THE RECORDS:

— Start —

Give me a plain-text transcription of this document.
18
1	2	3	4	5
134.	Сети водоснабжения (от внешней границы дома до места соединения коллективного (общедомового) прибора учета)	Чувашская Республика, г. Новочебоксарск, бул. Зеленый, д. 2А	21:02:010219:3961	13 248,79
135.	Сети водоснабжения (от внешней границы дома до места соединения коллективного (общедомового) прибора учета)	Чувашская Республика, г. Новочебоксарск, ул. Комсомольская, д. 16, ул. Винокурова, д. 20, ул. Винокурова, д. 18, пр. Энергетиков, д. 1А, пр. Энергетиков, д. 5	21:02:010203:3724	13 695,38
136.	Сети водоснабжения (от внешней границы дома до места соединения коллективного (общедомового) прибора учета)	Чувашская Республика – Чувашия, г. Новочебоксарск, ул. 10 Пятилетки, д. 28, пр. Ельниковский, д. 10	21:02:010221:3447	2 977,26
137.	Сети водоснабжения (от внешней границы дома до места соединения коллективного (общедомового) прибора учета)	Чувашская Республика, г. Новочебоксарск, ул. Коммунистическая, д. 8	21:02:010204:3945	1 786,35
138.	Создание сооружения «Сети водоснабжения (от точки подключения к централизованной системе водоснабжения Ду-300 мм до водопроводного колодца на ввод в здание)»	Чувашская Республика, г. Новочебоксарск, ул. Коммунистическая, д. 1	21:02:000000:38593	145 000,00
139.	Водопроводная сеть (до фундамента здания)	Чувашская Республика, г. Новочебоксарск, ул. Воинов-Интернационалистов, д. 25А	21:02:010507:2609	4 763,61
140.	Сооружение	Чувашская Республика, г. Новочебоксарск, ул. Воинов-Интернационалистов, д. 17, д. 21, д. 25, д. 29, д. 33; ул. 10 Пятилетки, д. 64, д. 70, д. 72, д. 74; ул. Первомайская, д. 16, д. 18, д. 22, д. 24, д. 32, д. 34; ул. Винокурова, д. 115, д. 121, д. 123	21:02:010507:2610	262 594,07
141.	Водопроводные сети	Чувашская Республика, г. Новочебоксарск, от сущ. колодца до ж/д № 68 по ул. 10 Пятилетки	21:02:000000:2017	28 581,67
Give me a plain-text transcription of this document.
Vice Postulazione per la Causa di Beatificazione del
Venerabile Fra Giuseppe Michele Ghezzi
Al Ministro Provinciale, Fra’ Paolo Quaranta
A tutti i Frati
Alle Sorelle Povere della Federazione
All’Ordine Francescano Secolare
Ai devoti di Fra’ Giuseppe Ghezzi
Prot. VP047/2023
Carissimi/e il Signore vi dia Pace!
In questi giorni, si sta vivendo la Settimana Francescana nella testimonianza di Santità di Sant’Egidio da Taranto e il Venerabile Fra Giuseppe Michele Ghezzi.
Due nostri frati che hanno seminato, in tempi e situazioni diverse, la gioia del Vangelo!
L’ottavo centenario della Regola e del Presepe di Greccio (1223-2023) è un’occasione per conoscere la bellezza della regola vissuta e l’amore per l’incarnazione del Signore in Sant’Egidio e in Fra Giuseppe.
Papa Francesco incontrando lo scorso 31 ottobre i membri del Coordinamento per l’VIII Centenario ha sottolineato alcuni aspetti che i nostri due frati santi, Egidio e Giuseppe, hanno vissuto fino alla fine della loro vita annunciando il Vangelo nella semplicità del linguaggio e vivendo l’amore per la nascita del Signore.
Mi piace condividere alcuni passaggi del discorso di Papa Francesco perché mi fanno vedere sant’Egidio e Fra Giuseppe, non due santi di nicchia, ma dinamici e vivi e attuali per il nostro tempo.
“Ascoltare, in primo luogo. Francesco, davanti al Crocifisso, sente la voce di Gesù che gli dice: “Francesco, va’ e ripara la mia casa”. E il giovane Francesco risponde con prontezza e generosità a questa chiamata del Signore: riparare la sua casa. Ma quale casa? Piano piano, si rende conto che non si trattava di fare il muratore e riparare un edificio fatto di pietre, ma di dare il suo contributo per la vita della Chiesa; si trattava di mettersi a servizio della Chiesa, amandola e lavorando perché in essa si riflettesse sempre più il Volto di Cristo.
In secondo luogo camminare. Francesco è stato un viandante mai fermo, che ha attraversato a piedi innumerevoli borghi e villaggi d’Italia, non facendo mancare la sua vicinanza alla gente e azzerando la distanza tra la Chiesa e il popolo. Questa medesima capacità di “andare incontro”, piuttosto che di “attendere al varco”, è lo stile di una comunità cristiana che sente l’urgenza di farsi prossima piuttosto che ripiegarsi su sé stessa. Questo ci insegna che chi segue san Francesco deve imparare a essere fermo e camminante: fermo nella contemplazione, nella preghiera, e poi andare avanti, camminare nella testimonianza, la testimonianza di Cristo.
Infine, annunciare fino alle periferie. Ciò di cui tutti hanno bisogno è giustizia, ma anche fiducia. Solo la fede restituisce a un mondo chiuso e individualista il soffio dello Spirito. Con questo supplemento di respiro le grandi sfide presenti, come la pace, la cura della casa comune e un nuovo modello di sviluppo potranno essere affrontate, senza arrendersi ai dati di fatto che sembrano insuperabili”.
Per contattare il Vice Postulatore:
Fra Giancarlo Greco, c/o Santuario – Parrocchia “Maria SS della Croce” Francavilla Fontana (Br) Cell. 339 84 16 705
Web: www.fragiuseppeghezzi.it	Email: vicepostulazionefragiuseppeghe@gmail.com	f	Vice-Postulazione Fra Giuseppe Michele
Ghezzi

— End —

TASK STATEMENT: Restate each of the entries above verbatim.

FINAL RESULT:
Give me a plain-text transcription of this document.
18
1	2	3	4	5
134.	Сети водоснабжения (от внешней границы дома до места соединения коллективного (общедомового) прибора учета)	Чувашская Республика, г. Новочебоксарск, бул. Зеленый, д. 2А	21:02:010219:3961	13 248,79
135.	Сети водоснабжения (от внешней границы дома до места соединения коллективного (общедомового) прибора учета)	Чувашская Республика, г. Новочебоксарск, ул. Комсомольская, д. 16, ул. Винокурова, д. 20, ул. Винокурова, д. 18, пр. Энергетиков, д. 1А, пр. Энергетиков, д. 5	21:02:010203:3724	13 695,38
136.	Сети водоснабжения (от внешней границы дома до места соединения коллективного (общедомового) прибора учета)	Чувашская Республика – Чувашия, г. Новочебоксарск, ул. 10 Пятилетки, д. 28, пр. Ельниковский, д. 10	21:02:010221:3447	2 977,26
137.	Сети водоснабжения (от внешней границы дома до места соединения коллективного (общедомового) прибора учета)	Чувашская Республика, г. Новочебоксарск, ул. Коммунистическая, д. 8	21:02:010204:3945	1 786,35
138.	Создание сооружения «Сети водоснабжения (от точки подключения к централизованной системе водоснабжения Ду-300 мм до водопроводного колодца на ввод в здание)»	Чувашская Республика, г. Новочебоксарск, ул. Коммунистическая, д. 1	21:02:000000:38593	145 000,00
139.	Водопроводная сеть (до фундамента здания)	Чувашская Республика, г. Новочебоксарск, ул. Воинов-Интернационалистов, д. 25А	21:02:010507:2609	4 763,61
140.	Сооружение	Чувашская Республика, г. Новочебоксарск, ул. Воинов-Интернационалистов, д. 17, д. 21, д. 25, д. 29, д. 33; ул. 10 Пятилетки, д. 64, д. 70, д. 72, д. 74; ул. Первомайская, д. 16, д. 18, д. 22, д. 24, д. 32, д. 34; ул. Винокурова, д. 115, д. 121, д. 123	21:02:010507:2610	262 594,07
141.	Водопроводные сети	Чувашская Республика, г. Новочебоксарск, от сущ. колодца до ж/д № 68 по ул. 10 Пятилетки	21:02:000000:2017	28 581,67
Give me a plain-text transcription of this document.
Vice Postulazione per la Causa di Beatificazione del
Venerabile Fra Giuseppe Michele Ghezzi
Al Ministro Provinciale, Fra’ Paolo Quaranta
A tutti i Frati
Alle Sorelle Povere della Federazione
All’Ordine Francescano Secolare
Ai devoti di Fra’ Giuseppe Ghezzi
Prot. VP047/2023
Carissimi/e il Signore vi dia Pace!
In questi giorni, si sta vivendo la Settimana Francescana nella testimonianza di Santità di Sant’Egidio da Taranto e il Venerabile Fra Giuseppe Michele Ghezzi.
Due nostri frati che hanno seminato, in tempi e situazioni diverse, la gioia del Vangelo!
L’ottavo centenario della Regola e del Presepe di Greccio (1223-2023) è un’occasione per conoscere la bellezza della regola vissuta e l’amore per l’incarnazione del Signore in Sant’Egidio e in Fra Giuseppe.
Papa Francesco incontrando lo scorso 31 ottobre i membri del Coordinamento per l’VIII Centenario ha sottolineato alcuni aspetti che i nostri due frati santi, Egidio e Giuseppe, hanno vissuto fino alla fine della loro vita annunciando il Vangelo nella semplicità del linguaggio e vivendo l’amore per la nascita del Signore.
Mi piace condividere alcuni passaggi del discorso di Papa Francesco perché mi fanno vedere sant’Egidio e Fra Giuseppe, non due santi di nicchia, ma dinamici e vivi e attuali per il nostro tempo.
“Ascoltare, in primo luogo. Francesco, davanti al Crocifisso, sente la voce di Gesù che gli dice: “Francesco, va’ e ripara la mia casa”. E il giovane Francesco risponde con prontezza e generosità a questa chiamata del Signore: riparare la sua casa. Ma quale casa? Piano piano, si rende conto che non si trattava di fare il muratore e riparare un edificio fatto di pietre, ma di dare il suo contributo per la vita della Chiesa; si trattava di mettersi a servizio della Chiesa, amandola e lavorando perché in essa si riflettesse sempre più il Volto di Cristo.
In secondo luogo camminare. Francesco è stato un viandante mai fermo, che ha attraversato a piedi innumerevoli borghi e villaggi d’Italia, non facendo mancare la sua vicinanza alla gente e azzerando la distanza tra la Chiesa e il popolo. Questa medesima capacità di “andare incontro”, piuttosto che di “attendere al varco”, è lo stile di una comunità cristiana che sente l’urgenza di farsi prossima piuttosto che ripiegarsi su sé stessa. Questo ci insegna che chi segue san Francesco deve imparare a essere fermo e camminante: fermo nella contemplazione, nella preghiera, e poi andare avanti, camminare nella testimonianza, la testimonianza di Cristo.
Infine, annunciare fino alle periferie. Ciò di cui tutti hanno bisogno è giustizia, ma anche fiducia. Solo la fede restituisce a un mondo chiuso e individualista il soffio dello Spirito. Con questo supplemento di respiro le grandi sfide presenti, come la pace, la cura della casa comune e un nuovo modello di sviluppo potranno essere affrontate, senza arrendersi ai dati di fatto che sembrano insuperabili”.
Per contattare il Vice Postulatore:
Fra Giancarlo Greco, c/o Santuario – Parrocchia “Maria SS della Croce” Francavilla Fontana (Br) Cell. 339 84 16 705
Web: www.fragiuseppeghezzi.it	Email: vicepostulazionefragiuseppeghe@gmail.com	f	Vice-Postulazione Fra Giuseppe Michele
Ghezzi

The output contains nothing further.